WHAT IS EXPECTED: Locate the string "ayant" in the listing below. Copy every line where it is found.

>> Start

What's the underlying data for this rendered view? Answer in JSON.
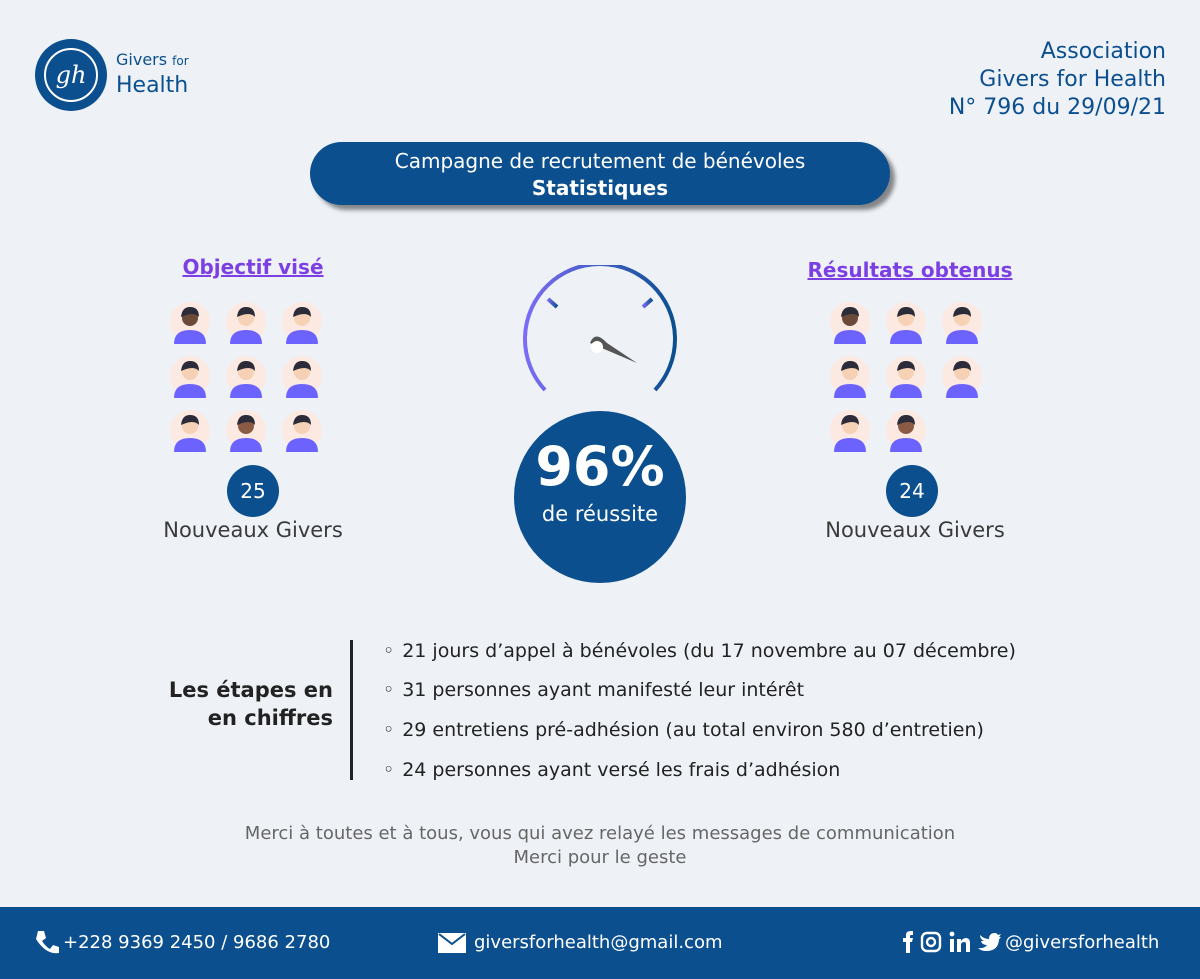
{
  "header": {
    "logo": {
      "monogram": "gh",
      "line1": "Givers",
      "line1_small": "for",
      "line2": "Health"
    },
    "org": [
      "Association",
      "Givers for Health",
      "N° 796 du 29/09/21"
    ]
  },
  "banner": {
    "title": "Campagne de recrutement de bénévoles",
    "subtitle": "Statistiques"
  },
  "target": {
    "heading": "Objectif visé",
    "count": "25",
    "label": "Nouveaux Givers"
  },
  "result": {
    "heading": "Résultats obtenus",
    "count": "24",
    "label": "Nouveaux Givers"
  },
  "success": {
    "rate": "96%",
    "label": "de réussite"
  },
  "steps": {
    "heading": [
      "Les étapes en",
      "en chiffres"
    ],
    "items": [
      "21 jours d’appel à bénévoles (du 17 novembre au 07 décembre)",
      "31 personnes ayant manifesté leur intérêt",
      "29 entretiens pré-adhésion (au total environ 580 d’entretien)",
      "24 personnes ayant versé les frais d’adhésion"
    ]
  },
  "thanks": [
    "Merci à toutes et à tous, vous qui avez relayé les messages de communication",
    "Merci pour le geste"
  ],
  "footer": {
    "phone": "+228 9369 2450 / 9686 2780",
    "email": "giversforhealth@gmail.com",
    "social": "@giversforhealth"
  }
}
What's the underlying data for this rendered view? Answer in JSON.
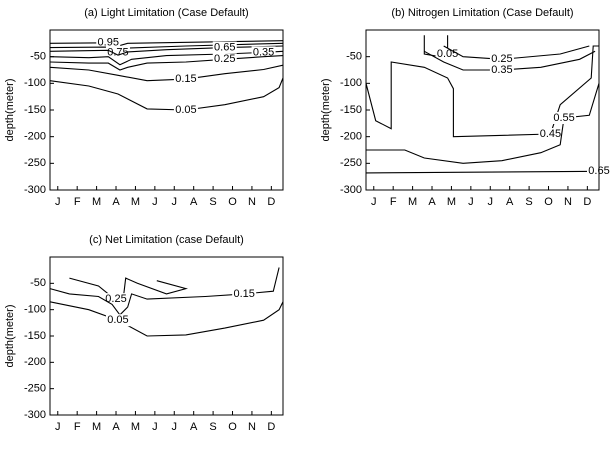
{
  "chart_data": [
    {
      "type": "contour",
      "title": "(a) Light Limitation (Case Default)",
      "y_label": "depth(meter)",
      "categories": [
        "J",
        "F",
        "M",
        "A",
        "M",
        "J",
        "J",
        "A",
        "S",
        "O",
        "N",
        "D"
      ],
      "xlim": [
        0,
        12
      ],
      "ylim": [
        -300,
        0
      ],
      "yticks": [
        -50,
        -100,
        -150,
        -200,
        -250,
        -300
      ],
      "color": "#000000",
      "contours": [
        {
          "level": 0.95,
          "x": [
            0,
            3,
            3.5,
            4,
            12
          ],
          "depth": [
            -25,
            -24,
            -30,
            -25,
            -20
          ]
        },
        {
          "level": 0.75,
          "x": [
            0,
            3,
            3.5,
            4,
            7,
            12
          ],
          "depth": [
            -33,
            -32,
            -42,
            -34,
            -30,
            -25
          ]
        },
        {
          "level": 0.65,
          "x": [
            0,
            3,
            3.5,
            4,
            6,
            9,
            12
          ],
          "depth": [
            -40,
            -38,
            -47,
            -41,
            -37,
            -33,
            -30
          ]
        },
        {
          "level": 0.35,
          "x": [
            0,
            2,
            3,
            3.6,
            4.2,
            6,
            9,
            11,
            12
          ],
          "depth": [
            -50,
            -52,
            -50,
            -65,
            -55,
            -48,
            -45,
            -42,
            -40
          ]
        },
        {
          "level": 0.25,
          "x": [
            0,
            2,
            3,
            3.6,
            4,
            5,
            7,
            9,
            11,
            12
          ],
          "depth": [
            -60,
            -62,
            -62,
            -75,
            -70,
            -62,
            -60,
            -55,
            -50,
            -48
          ]
        },
        {
          "level": 0.15,
          "x": [
            0,
            2,
            3.5,
            5,
            7,
            9,
            11,
            12
          ],
          "depth": [
            -70,
            -75,
            -85,
            -95,
            -92,
            -82,
            -74,
            -66
          ]
        },
        {
          "level": 0.05,
          "x": [
            0,
            2,
            3.5,
            5,
            7,
            9,
            11,
            11.8,
            12
          ],
          "depth": [
            -95,
            -105,
            -120,
            -148,
            -150,
            -140,
            -125,
            -108,
            -90
          ]
        }
      ]
    },
    {
      "type": "contour",
      "title": "(b) Nitrogen Limitation (Case Default)",
      "y_label": "depth(meter)",
      "categories": [
        "J",
        "F",
        "M",
        "A",
        "M",
        "J",
        "J",
        "A",
        "S",
        "O",
        "N",
        "D"
      ],
      "xlim": [
        0,
        12
      ],
      "ylim": [
        -300,
        0
      ],
      "yticks": [
        -50,
        -100,
        -150,
        -200,
        -250,
        -300
      ],
      "color": "#000000",
      "contours": [
        {
          "level": 0.05,
          "x": [
            3,
            3,
            3.8,
            4.2,
            4.2
          ],
          "depth": [
            -10,
            -45,
            -50,
            -45,
            -10
          ]
        },
        {
          "level": 0.25,
          "x": [
            4,
            5,
            7,
            10,
            11.5
          ],
          "depth": [
            -30,
            -50,
            -55,
            -45,
            -30
          ]
        },
        {
          "level": 0.35,
          "x": [
            3,
            4,
            5,
            7,
            9,
            11,
            11.8
          ],
          "depth": [
            -40,
            -60,
            -75,
            -75,
            -70,
            -55,
            -40
          ]
        },
        {
          "level": 0.45,
          "x": [
            0,
            0.5,
            1.3,
            1.3,
            3,
            4.2,
            4.5,
            4.5,
            9.5,
            10,
            11.6,
            11.7,
            12
          ],
          "depth": [
            -100,
            -170,
            -185,
            -60,
            -70,
            -90,
            -110,
            -200,
            -195,
            -140,
            -90,
            -30,
            -30
          ]
        },
        {
          "level": 0.55,
          "x": [
            0,
            2,
            3,
            5,
            7,
            9,
            10,
            10.2,
            11.5,
            12
          ],
          "depth": [
            -225,
            -225,
            -240,
            -250,
            -245,
            -230,
            -215,
            -165,
            -160,
            -100
          ]
        },
        {
          "level": 0.65,
          "x": [
            0,
            12
          ],
          "depth": [
            -268,
            -265
          ]
        }
      ]
    },
    {
      "type": "contour",
      "title": "(c) Net Limitation (case Default)",
      "y_label": "depth(meter)",
      "categories": [
        "J",
        "F",
        "M",
        "A",
        "M",
        "J",
        "J",
        "A",
        "S",
        "O",
        "N",
        "D"
      ],
      "xlim": [
        0,
        12
      ],
      "ylim": [
        -300,
        0
      ],
      "yticks": [
        -50,
        -100,
        -150,
        -200,
        -250,
        -300
      ],
      "color": "#000000",
      "contours": [
        {
          "level": 0.25,
          "x": [
            1,
            2.5,
            3,
            3.4,
            3.8,
            3.9,
            4.5,
            6,
            7,
            5.5
          ],
          "depth": [
            -40,
            -55,
            -70,
            -80,
            -70,
            -40,
            -50,
            -70,
            -60,
            -45
          ]
        },
        {
          "level": 0.15,
          "x": [
            0,
            1,
            2.5,
            3.2,
            3.6,
            4,
            4.2,
            5,
            8,
            10,
            11.5,
            11.8
          ],
          "depth": [
            -60,
            -70,
            -75,
            -90,
            -110,
            -95,
            -70,
            -80,
            -75,
            -70,
            -65,
            -20
          ]
        },
        {
          "level": 0.05,
          "x": [
            0,
            2,
            3.5,
            5,
            7,
            9,
            11,
            11.8,
            12
          ],
          "depth": [
            -85,
            -100,
            -120,
            -150,
            -148,
            -135,
            -120,
            -100,
            -85
          ]
        }
      ]
    }
  ]
}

>> End

RESPONSE TO THIS TASK:
      "31 personnes ayant manifesté leur intérêt",
      "24 personnes ayant versé les frais d’adhésion"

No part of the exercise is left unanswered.